- _COSA FARE_
Traduci in inglese questa frase del brano su Epicari riportato qui sotto: «Non sempre si muove da sola ma in compagnia di altre schiave o donne libere.»

- _BRANO DELLA PAGINA_
----------

Epicari, la protagonista, ci racconta questo e altro; in ragione della sua intraprendenza e volontà di cambiare lo stato delle cose, diverrà l’“accusato” in un processo orchestrato dagli uomini, più o meno potenti e più o meno affamati di potere. Lei: “in questo caso una donna e per giunta liberta”, costretta a seguire le disposizioni dell’autorità superiore. Non sempre si muove da sola ma in compagnia di altre schiave o donne libere. In particolare, quando ci porta a vivere una cerimonia ludico-religiosa nel territorio di Baia – la “festa delle schiave” – proiettandoci di nuovo nei tempi moderni dove la complicità femminile anima feste e ricorrenze in onore delle ‘rivoluzioni’ compiute dalle donne. Donne, forse come la coraggiosa schiava Tutula, che cambiano la sorte della storia anche se non sempre raggiungono l’apice sociale. Epicari guida alla gioia di stare assieme libere da vincoli e da doveri, felici di seguire i ritmi della natura e della vita, di difendersi da sole dai pericoli. Solo in questo modo mostra come sia possibile vedere sui loro volti una luce diversa. Come sia possibile vedere “il respiro della libertà”.

----------

[Voci da una raccolta di dati]
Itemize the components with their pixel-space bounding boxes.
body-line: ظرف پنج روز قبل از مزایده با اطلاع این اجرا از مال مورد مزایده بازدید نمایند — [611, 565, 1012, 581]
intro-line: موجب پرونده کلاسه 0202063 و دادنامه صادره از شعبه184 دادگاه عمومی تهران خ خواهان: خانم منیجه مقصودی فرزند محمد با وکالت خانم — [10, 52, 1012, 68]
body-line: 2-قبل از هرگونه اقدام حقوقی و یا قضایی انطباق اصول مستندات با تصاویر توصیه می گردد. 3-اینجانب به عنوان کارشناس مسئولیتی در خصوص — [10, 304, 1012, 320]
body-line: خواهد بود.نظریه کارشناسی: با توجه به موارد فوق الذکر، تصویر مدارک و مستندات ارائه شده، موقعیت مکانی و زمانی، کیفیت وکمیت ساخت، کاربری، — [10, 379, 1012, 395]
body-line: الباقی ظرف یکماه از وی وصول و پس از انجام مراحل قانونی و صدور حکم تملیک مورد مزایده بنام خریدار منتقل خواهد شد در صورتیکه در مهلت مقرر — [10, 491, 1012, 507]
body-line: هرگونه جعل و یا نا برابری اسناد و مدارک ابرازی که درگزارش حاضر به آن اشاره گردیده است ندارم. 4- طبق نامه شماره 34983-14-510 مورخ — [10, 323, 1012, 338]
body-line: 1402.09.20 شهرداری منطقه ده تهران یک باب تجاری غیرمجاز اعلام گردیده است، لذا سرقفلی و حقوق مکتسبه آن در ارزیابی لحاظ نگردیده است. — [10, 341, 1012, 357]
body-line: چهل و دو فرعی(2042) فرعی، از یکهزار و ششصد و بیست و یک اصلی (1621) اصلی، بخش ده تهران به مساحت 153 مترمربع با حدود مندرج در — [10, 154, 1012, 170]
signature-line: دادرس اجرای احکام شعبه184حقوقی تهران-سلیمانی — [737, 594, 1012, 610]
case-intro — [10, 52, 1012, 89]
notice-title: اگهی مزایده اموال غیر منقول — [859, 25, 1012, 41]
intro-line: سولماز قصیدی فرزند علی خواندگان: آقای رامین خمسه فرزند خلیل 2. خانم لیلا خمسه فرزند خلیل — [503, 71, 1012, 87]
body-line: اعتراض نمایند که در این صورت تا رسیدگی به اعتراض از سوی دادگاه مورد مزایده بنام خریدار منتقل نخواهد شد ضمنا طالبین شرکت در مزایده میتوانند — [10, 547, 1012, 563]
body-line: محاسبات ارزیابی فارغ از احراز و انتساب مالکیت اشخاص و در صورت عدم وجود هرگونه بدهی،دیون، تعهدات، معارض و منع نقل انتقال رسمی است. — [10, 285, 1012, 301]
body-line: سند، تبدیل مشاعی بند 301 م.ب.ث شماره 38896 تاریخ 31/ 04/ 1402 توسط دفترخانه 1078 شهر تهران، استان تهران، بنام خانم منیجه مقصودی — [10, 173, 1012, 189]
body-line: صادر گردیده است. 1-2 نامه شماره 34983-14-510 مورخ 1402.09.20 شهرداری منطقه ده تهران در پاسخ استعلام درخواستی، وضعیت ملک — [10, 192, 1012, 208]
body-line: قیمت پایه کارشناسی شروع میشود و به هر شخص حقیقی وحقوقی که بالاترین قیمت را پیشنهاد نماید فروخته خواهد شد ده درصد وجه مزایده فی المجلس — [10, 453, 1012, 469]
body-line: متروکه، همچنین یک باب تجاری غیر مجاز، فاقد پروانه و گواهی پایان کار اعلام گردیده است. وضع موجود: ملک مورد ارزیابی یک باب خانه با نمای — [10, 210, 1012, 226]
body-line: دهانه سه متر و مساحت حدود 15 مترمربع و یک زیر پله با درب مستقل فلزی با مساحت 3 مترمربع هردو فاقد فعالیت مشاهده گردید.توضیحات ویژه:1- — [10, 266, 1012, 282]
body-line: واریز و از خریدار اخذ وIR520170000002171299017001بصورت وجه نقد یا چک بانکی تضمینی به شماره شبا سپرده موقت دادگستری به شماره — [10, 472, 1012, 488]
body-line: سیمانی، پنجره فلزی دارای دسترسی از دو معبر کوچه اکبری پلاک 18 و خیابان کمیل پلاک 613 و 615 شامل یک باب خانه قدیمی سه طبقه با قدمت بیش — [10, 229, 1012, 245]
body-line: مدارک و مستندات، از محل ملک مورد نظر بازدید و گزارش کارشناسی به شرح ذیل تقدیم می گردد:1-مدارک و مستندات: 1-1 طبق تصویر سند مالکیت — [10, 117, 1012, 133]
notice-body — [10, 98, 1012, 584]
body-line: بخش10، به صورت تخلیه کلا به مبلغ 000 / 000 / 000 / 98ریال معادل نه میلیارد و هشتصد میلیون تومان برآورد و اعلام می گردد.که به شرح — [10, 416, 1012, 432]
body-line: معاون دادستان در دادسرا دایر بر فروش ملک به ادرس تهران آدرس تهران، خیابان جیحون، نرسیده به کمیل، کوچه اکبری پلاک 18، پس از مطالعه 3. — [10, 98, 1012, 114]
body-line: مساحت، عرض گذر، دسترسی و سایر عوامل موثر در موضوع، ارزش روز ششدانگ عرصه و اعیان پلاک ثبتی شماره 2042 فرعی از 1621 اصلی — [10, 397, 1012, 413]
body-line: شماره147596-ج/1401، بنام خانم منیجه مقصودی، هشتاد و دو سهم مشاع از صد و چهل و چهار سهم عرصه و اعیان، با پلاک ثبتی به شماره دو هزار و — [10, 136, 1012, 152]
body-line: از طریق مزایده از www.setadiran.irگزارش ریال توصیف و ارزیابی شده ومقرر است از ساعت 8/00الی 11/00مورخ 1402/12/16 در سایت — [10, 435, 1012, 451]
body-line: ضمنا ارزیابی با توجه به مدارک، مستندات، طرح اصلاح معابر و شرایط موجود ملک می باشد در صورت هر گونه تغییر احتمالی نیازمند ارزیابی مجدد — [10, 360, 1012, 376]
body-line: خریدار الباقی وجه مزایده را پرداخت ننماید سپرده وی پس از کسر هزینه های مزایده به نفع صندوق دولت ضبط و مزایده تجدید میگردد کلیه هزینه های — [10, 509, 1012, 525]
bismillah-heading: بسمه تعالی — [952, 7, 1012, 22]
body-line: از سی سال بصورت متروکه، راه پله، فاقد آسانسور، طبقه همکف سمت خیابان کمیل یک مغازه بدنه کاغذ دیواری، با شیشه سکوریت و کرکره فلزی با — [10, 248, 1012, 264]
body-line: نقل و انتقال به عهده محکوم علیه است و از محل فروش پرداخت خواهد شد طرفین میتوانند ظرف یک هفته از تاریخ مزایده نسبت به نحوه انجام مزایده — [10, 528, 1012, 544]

----------

- _COMPITO SVOLTO_
She does not always move on her own, but in the company of other slave women or free women.